Write out every one of the rows below, keeping each line identical to the original.

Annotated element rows
# # # #

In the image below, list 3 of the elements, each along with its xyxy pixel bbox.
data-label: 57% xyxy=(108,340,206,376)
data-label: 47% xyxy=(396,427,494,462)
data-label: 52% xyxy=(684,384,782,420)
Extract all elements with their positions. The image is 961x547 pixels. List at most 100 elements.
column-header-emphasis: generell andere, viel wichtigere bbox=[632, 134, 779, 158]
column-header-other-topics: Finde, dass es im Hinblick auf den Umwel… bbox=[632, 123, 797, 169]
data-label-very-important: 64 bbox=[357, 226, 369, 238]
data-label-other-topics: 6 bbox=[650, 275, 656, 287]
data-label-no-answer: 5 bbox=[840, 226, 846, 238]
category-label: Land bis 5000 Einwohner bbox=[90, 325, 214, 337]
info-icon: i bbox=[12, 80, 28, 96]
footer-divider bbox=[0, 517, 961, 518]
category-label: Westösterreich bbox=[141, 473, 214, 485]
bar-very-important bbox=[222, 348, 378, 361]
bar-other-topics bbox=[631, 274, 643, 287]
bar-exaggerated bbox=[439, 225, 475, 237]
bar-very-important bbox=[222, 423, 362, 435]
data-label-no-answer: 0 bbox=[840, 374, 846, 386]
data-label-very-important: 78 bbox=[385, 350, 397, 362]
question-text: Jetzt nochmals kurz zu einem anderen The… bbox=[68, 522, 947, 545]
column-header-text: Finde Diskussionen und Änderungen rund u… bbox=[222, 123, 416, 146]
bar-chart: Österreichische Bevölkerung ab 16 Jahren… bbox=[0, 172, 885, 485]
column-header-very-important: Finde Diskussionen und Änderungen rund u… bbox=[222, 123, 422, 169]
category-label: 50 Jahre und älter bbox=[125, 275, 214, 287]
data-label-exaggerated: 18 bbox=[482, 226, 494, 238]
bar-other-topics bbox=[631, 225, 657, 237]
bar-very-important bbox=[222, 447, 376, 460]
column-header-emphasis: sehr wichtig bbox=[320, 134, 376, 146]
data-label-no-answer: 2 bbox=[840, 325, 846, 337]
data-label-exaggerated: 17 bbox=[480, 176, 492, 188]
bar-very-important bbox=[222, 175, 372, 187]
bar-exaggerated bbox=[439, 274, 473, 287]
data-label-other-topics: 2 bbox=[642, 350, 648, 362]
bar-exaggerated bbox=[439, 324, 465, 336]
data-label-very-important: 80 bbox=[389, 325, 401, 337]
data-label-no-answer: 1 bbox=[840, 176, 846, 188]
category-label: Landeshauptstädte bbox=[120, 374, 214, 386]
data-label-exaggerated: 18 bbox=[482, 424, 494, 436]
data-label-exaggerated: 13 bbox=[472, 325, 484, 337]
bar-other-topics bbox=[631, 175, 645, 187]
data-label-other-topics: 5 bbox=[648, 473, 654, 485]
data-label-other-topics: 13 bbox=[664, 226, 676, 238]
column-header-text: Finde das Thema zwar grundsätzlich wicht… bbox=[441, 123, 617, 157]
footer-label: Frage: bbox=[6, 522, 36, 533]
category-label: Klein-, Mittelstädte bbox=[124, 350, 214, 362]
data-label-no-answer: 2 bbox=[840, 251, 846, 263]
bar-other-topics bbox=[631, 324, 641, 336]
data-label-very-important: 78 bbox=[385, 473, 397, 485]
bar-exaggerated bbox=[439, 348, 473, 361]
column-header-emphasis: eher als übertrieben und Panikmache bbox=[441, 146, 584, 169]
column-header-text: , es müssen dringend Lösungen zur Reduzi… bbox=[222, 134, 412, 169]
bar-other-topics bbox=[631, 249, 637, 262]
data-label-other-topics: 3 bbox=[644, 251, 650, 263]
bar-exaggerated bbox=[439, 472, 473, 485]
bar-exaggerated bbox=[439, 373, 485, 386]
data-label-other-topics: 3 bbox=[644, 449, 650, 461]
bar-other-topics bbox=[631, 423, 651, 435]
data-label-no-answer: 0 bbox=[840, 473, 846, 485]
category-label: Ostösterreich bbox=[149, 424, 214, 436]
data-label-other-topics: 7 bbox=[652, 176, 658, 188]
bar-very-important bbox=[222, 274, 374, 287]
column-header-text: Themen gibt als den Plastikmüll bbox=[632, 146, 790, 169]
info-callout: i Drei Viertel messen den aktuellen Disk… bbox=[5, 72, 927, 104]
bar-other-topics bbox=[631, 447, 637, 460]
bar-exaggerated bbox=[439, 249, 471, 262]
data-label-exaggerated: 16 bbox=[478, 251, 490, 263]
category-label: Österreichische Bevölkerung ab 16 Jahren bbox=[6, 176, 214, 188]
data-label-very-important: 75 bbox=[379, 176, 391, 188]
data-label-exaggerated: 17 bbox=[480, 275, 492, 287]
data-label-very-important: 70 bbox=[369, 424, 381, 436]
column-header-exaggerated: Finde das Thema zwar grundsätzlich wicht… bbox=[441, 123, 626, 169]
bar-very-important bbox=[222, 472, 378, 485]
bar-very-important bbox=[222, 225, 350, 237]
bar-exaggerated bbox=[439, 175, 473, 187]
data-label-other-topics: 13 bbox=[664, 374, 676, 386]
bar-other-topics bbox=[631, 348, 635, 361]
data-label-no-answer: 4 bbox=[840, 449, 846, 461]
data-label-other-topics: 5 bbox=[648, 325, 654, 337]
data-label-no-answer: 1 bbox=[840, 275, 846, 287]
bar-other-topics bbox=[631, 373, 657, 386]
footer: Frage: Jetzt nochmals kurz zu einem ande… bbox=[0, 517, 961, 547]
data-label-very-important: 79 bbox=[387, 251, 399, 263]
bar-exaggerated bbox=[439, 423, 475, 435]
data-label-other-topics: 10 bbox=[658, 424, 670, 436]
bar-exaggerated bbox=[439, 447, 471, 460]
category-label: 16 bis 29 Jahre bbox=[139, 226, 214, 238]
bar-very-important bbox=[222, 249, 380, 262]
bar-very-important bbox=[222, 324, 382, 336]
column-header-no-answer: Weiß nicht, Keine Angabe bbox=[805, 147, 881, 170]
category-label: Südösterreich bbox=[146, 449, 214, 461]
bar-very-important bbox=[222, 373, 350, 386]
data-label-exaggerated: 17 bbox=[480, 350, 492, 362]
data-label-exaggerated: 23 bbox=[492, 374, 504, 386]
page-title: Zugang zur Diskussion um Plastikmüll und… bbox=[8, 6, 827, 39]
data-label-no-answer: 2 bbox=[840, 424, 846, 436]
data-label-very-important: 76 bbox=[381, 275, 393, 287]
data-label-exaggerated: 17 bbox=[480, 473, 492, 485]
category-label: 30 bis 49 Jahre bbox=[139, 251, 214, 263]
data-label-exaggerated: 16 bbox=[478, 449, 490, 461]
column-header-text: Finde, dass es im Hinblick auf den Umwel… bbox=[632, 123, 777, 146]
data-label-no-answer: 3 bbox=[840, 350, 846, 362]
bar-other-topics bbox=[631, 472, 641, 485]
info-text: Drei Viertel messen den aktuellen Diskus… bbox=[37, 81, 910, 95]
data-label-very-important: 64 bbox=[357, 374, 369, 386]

# # # #

» Correct response:
In the image below, list 3 of the elements, each along with its xyxy pixel bbox.
data-label: 57% xyxy=(108,340,206,376)
data-label: 47% xyxy=(396,427,494,462)
data-label: 52% xyxy=(684,384,782,420)
Extract all elements with their positions. The image is 961x547 pixels. List at most 100 elements.
column-header-emphasis: generell andere, viel wichtigere bbox=[632, 134, 779, 158]
column-header-other-topics: Finde, dass es im Hinblick auf den Umwel… bbox=[632, 123, 797, 169]
data-label-very-important: 64 bbox=[357, 226, 369, 238]
data-label-other-topics: 6 bbox=[650, 275, 656, 287]
data-label-no-answer: 5 bbox=[840, 226, 846, 238]
category-label: Land bis 5000 Einwohner bbox=[90, 325, 214, 337]
info-icon: i bbox=[12, 80, 28, 96]
footer-divider bbox=[0, 517, 961, 518]
category-label: Westösterreich bbox=[141, 473, 214, 485]
bar-very-important bbox=[222, 348, 378, 361]
bar-other-topics bbox=[631, 274, 643, 287]
bar-exaggerated bbox=[439, 225, 475, 237]
bar-very-important bbox=[222, 423, 362, 435]
data-label-no-answer: 0 bbox=[840, 374, 846, 386]
data-label-very-important: 78 bbox=[385, 350, 397, 362]
question-text: Jetzt nochmals kurz zu einem anderen The… bbox=[68, 522, 947, 545]
column-header-text: Finde Diskussionen und Änderungen rund u… bbox=[222, 123, 416, 146]
bar-chart: Österreichische Bevölkerung ab 16 Jahren… bbox=[0, 172, 885, 485]
column-header-very-important: Finde Diskussionen und Änderungen rund u… bbox=[222, 123, 422, 169]
category-label: 50 Jahre und älter bbox=[125, 275, 214, 287]
data-label-exaggerated: 18 bbox=[482, 226, 494, 238]
bar-other-topics bbox=[631, 225, 657, 237]
bar-very-important bbox=[222, 447, 376, 460]
column-header-emphasis: sehr wichtig bbox=[320, 134, 376, 146]
data-label-no-answer: 2 bbox=[840, 325, 846, 337]
data-label-exaggerated: 17 bbox=[480, 176, 492, 188]
bar-very-important bbox=[222, 175, 372, 187]
bar-exaggerated bbox=[439, 274, 473, 287]
data-label-other-topics: 2 bbox=[642, 350, 648, 362]
bar-exaggerated bbox=[439, 324, 465, 336]
data-label-very-important: 80 bbox=[389, 325, 401, 337]
data-label-no-answer: 1 bbox=[840, 176, 846, 188]
category-label: Landeshauptstädte bbox=[120, 374, 214, 386]
data-label-exaggerated: 18 bbox=[482, 424, 494, 436]
data-label-exaggerated: 13 bbox=[472, 325, 484, 337]
bar-other-topics bbox=[631, 175, 645, 187]
data-label-other-topics: 5 bbox=[648, 473, 654, 485]
data-label-other-topics: 13 bbox=[664, 226, 676, 238]
column-header-text: Finde das Thema zwar grundsätzlich wicht… bbox=[441, 123, 617, 157]
footer-label: Frage: bbox=[6, 522, 36, 533]
category-label: Klein-, Mittelstädte bbox=[124, 350, 214, 362]
data-label-no-answer: 2 bbox=[840, 251, 846, 263]
bar-other-topics bbox=[631, 324, 641, 336]
data-label-very-important: 78 bbox=[385, 473, 397, 485]
bar-exaggerated bbox=[439, 348, 473, 361]
column-header-emphasis: eher als übertrieben und Panikmache bbox=[441, 146, 584, 169]
column-header-text: , es müssen dringend Lösungen zur Reduzi… bbox=[222, 134, 412, 169]
bar-other-topics bbox=[631, 249, 637, 262]
data-label-other-topics: 3 bbox=[644, 251, 650, 263]
bar-exaggerated bbox=[439, 472, 473, 485]
bar-exaggerated bbox=[439, 373, 485, 386]
data-label-other-topics: 3 bbox=[644, 449, 650, 461]
bar-other-topics bbox=[631, 423, 651, 435]
data-label-no-answer: 0 bbox=[840, 473, 846, 485]
category-label: Ostösterreich bbox=[149, 424, 214, 436]
data-label-other-topics: 7 bbox=[652, 176, 658, 188]
bar-very-important bbox=[222, 274, 374, 287]
column-header-text: Themen gibt als den Plastikmüll bbox=[632, 146, 790, 169]
info-callout: i Drei Viertel messen den aktuellen Disk… bbox=[5, 72, 927, 104]
bar-other-topics bbox=[631, 447, 637, 460]
bar-exaggerated bbox=[439, 249, 471, 262]
data-label-exaggerated: 16 bbox=[478, 251, 490, 263]
category-label: Österreichische Bevölkerung ab 16 Jahren bbox=[6, 176, 214, 188]
data-label-very-important: 75 bbox=[379, 176, 391, 188]
data-label-exaggerated: 17 bbox=[480, 275, 492, 287]
data-label-very-important: 70 bbox=[369, 424, 381, 436]
column-header-exaggerated: Finde das Thema zwar grundsätzlich wicht… bbox=[441, 123, 626, 169]
bar-very-important bbox=[222, 472, 378, 485]
bar-very-important bbox=[222, 225, 350, 237]
bar-exaggerated bbox=[439, 175, 473, 187]
data-label-other-topics: 13 bbox=[664, 374, 676, 386]
bar-other-topics bbox=[631, 348, 635, 361]
data-label-no-answer: 4 bbox=[840, 449, 846, 461]
data-label-other-topics: 5 bbox=[648, 325, 654, 337]
data-label-no-answer: 1 bbox=[840, 275, 846, 287]
bar-other-topics bbox=[631, 373, 657, 386]
footer: Frage: Jetzt nochmals kurz zu einem ande… bbox=[0, 517, 961, 547]
data-label-very-important: 79 bbox=[387, 251, 399, 263]
bar-exaggerated bbox=[439, 423, 475, 435]
data-label-other-topics: 10 bbox=[658, 424, 670, 436]
bar-exaggerated bbox=[439, 447, 471, 460]
category-label: 16 bis 29 Jahre bbox=[139, 226, 214, 238]
bar-very-important bbox=[222, 249, 380, 262]
bar-very-important bbox=[222, 324, 382, 336]
column-header-no-answer: Weiß nicht, Keine Angabe bbox=[805, 147, 881, 170]
category-label: Südösterreich bbox=[146, 449, 214, 461]
bar-very-important bbox=[222, 373, 350, 386]
data-label-exaggerated: 17 bbox=[480, 350, 492, 362]
data-label-exaggerated: 23 bbox=[492, 374, 504, 386]
page-title: Zugang zur Diskussion um Plastikmüll und… bbox=[8, 6, 827, 39]
data-label-no-answer: 2 bbox=[840, 424, 846, 436]
data-label-very-important: 76 bbox=[381, 275, 393, 287]
data-label-exaggerated: 17 bbox=[480, 473, 492, 485]
category-label: 30 bis 49 Jahre bbox=[139, 251, 214, 263]
data-label-exaggerated: 16 bbox=[478, 449, 490, 461]
column-header-text: Finde, dass es im Hinblick auf den Umwel… bbox=[632, 123, 777, 146]
data-label-no-answer: 3 bbox=[840, 350, 846, 362]
bar-other-topics bbox=[631, 472, 641, 485]
info-text: Drei Viertel messen den aktuellen Diskus… bbox=[37, 81, 910, 95]
data-label-very-important: 64 bbox=[357, 374, 369, 386]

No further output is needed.